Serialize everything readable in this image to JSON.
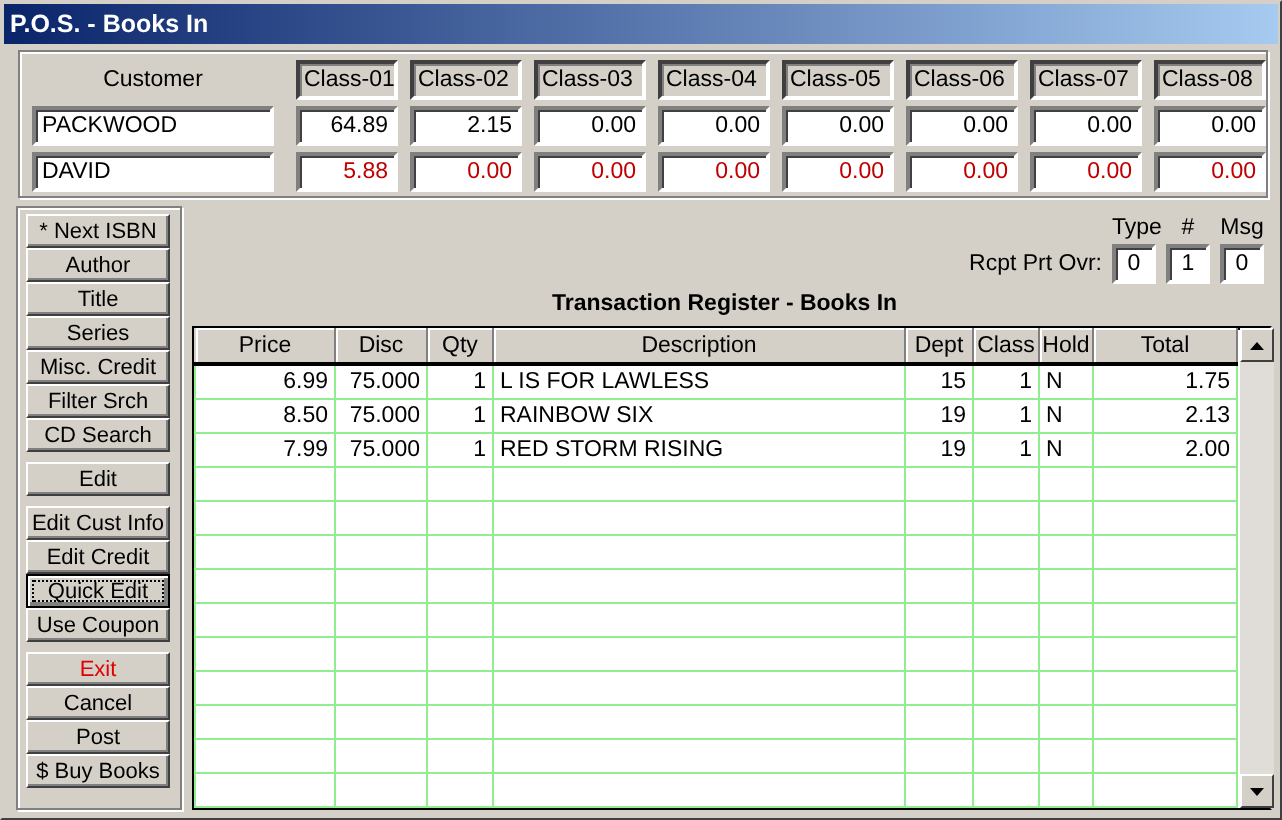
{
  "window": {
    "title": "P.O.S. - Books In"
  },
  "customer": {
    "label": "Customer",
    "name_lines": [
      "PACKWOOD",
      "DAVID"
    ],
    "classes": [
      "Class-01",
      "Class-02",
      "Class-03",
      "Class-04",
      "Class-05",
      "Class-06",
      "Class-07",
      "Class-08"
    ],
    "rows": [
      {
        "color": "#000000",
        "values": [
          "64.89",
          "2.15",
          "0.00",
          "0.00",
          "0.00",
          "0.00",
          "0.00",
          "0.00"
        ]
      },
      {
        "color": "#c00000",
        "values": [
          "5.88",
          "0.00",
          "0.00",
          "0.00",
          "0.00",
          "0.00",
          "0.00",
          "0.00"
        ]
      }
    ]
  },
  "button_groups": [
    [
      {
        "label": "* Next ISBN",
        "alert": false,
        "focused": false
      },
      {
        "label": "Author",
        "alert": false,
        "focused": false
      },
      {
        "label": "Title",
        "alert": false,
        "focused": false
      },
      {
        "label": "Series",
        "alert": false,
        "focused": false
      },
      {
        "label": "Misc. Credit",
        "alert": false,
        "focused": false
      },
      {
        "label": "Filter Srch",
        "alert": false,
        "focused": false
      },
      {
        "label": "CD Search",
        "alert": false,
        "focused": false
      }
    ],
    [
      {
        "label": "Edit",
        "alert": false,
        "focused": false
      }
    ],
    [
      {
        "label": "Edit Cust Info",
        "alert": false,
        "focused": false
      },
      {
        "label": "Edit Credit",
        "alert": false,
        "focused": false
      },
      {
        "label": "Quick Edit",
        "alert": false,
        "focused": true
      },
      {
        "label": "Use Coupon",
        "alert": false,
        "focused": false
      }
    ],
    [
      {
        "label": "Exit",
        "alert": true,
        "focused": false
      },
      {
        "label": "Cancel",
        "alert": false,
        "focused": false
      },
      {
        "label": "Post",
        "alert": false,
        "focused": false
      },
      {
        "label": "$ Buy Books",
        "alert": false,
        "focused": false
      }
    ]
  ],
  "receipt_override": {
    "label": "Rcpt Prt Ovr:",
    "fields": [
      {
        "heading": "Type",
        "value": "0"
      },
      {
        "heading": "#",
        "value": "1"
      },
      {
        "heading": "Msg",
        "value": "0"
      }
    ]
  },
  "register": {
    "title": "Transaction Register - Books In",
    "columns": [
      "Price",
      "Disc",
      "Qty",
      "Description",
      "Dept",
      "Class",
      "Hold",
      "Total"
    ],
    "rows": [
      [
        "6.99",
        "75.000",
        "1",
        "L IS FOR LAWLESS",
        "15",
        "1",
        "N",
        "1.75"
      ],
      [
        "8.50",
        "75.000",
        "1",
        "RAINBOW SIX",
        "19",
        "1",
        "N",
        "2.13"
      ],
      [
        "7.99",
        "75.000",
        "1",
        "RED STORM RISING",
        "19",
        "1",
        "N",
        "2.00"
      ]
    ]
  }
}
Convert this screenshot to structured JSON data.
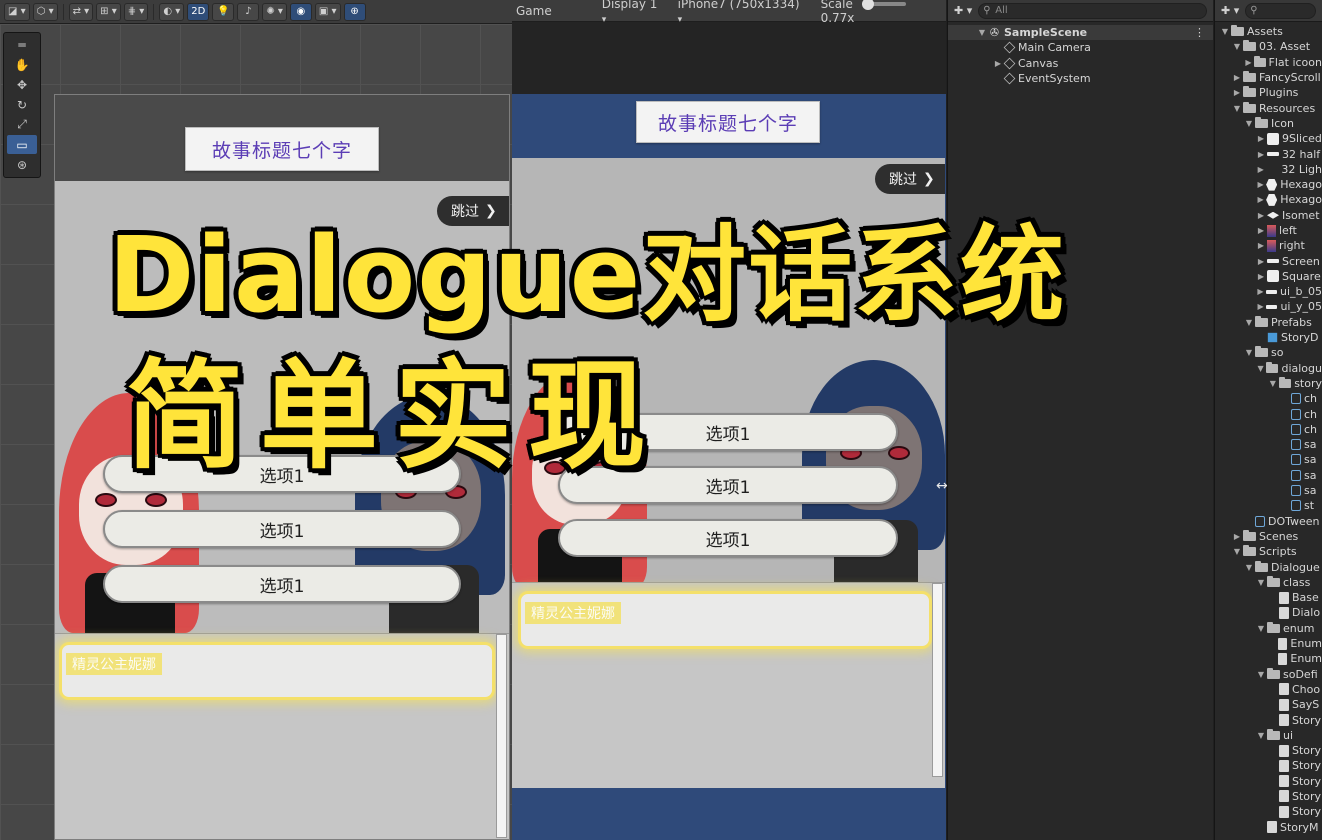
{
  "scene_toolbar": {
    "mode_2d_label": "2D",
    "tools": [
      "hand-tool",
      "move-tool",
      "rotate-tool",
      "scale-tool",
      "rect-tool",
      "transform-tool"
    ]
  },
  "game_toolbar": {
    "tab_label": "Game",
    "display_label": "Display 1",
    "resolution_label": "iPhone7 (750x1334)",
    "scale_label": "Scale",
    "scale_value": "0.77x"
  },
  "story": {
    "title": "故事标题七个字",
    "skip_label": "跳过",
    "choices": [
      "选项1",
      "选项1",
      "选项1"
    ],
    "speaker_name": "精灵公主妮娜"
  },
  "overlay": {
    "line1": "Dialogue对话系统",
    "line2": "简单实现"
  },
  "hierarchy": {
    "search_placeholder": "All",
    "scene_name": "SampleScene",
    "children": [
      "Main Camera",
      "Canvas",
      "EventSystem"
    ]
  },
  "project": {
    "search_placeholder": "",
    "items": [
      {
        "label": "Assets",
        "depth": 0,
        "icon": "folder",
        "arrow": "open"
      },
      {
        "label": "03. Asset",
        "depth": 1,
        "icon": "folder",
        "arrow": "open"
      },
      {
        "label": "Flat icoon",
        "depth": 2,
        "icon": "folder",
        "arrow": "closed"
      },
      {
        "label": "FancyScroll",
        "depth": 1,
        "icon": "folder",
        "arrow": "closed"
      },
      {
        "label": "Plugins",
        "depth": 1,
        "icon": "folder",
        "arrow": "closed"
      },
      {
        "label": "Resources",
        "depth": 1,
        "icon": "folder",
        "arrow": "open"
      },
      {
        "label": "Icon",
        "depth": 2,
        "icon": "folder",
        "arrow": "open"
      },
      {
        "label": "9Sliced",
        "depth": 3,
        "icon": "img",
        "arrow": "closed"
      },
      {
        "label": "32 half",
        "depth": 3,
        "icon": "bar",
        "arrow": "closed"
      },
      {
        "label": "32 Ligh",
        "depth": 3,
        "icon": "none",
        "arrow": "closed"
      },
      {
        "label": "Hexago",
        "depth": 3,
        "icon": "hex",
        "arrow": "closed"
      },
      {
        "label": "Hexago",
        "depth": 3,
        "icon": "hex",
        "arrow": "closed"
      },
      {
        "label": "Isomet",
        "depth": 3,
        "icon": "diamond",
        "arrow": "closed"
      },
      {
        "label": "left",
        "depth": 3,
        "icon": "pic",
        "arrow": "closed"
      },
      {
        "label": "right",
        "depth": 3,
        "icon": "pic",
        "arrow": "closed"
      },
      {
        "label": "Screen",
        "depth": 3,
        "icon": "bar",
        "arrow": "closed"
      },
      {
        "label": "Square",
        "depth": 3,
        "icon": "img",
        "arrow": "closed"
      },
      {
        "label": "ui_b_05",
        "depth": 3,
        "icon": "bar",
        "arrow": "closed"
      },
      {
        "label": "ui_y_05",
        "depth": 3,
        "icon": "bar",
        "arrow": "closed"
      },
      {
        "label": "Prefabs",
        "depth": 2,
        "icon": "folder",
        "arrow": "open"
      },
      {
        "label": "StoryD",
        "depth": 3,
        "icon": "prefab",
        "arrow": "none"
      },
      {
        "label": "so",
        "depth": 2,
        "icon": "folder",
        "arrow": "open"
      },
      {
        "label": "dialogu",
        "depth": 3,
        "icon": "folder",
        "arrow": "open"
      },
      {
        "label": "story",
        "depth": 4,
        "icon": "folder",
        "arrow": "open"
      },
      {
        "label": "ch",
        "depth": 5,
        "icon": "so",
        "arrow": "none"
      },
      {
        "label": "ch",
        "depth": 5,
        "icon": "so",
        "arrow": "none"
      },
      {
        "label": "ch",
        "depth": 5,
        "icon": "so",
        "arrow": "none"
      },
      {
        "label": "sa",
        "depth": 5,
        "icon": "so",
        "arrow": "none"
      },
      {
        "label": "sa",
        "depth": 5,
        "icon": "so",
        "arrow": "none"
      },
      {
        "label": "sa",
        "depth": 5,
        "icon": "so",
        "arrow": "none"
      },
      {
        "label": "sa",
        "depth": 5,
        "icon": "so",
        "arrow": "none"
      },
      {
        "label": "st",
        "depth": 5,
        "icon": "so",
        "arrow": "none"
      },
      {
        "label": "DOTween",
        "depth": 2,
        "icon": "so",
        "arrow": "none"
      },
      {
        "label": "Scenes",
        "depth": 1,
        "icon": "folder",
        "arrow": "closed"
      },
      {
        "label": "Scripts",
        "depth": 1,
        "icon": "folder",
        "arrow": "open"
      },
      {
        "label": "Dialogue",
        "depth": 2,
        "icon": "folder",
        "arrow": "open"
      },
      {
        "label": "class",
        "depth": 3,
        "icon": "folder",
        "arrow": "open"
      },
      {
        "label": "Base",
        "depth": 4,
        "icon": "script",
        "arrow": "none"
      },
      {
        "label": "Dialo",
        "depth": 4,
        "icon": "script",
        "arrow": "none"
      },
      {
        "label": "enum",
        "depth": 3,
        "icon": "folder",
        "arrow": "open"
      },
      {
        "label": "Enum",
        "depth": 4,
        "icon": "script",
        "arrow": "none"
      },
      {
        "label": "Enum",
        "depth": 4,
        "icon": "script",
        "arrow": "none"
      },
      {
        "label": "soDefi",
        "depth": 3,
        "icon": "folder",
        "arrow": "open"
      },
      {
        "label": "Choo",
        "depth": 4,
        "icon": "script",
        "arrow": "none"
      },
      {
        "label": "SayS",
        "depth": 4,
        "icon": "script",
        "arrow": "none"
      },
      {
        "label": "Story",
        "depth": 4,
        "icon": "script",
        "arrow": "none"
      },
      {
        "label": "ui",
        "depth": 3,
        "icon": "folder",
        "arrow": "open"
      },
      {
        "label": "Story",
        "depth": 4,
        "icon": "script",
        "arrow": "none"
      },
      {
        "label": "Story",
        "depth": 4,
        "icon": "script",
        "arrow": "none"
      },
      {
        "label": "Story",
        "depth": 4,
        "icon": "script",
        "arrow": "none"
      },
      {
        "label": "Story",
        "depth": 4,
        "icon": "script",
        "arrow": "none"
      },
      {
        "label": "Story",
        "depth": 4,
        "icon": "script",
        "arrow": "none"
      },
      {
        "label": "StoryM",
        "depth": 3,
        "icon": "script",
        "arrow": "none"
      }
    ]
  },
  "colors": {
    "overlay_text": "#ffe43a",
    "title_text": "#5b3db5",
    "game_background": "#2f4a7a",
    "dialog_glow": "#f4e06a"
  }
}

Instructions for the task
All lines of the data above that include the word "this" must be shown.

Complete output
Serialize everything readable in this image to JSON.
Convert this screenshot to structured JSON data.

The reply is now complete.